> [RECORDED DATA]
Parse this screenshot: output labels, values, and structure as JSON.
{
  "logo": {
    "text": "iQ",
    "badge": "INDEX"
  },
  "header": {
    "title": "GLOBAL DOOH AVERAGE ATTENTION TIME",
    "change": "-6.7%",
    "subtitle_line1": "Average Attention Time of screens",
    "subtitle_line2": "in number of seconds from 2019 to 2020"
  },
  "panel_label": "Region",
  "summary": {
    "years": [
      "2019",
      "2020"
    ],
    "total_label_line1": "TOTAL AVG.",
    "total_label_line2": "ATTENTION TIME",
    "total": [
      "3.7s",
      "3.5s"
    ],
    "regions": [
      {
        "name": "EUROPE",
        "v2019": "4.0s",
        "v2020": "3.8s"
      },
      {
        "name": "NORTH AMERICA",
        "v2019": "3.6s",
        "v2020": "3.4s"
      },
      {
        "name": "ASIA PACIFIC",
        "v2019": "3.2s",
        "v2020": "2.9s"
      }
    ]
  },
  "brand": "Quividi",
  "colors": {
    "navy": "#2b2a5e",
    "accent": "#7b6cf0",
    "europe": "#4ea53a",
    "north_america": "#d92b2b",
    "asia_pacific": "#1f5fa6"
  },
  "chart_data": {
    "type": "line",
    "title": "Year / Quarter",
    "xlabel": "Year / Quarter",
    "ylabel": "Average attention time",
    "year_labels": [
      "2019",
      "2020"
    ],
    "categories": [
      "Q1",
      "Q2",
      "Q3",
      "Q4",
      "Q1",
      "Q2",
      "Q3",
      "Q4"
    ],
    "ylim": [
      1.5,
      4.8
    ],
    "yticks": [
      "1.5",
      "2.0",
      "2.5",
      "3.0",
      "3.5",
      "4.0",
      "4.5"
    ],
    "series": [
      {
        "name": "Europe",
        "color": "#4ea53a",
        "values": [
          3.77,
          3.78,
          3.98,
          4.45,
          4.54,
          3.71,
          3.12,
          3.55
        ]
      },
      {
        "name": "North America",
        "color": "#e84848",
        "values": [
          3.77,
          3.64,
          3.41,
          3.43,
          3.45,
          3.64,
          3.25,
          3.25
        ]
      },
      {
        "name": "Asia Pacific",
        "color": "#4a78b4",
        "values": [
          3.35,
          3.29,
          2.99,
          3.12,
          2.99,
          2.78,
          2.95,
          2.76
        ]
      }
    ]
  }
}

> [EXERCISE INSTRUCTIONS]
Filter out every line that lacks the word "name", and copy the rest.

> [SOLVED PROBLEM]
        "name": "EUROPE",
        "name": "NORTH AMERICA",
        "name": "ASIA PACIFIC",
        "name": "Europe",
        "name": "North America",
        "name": "Asia Pacific",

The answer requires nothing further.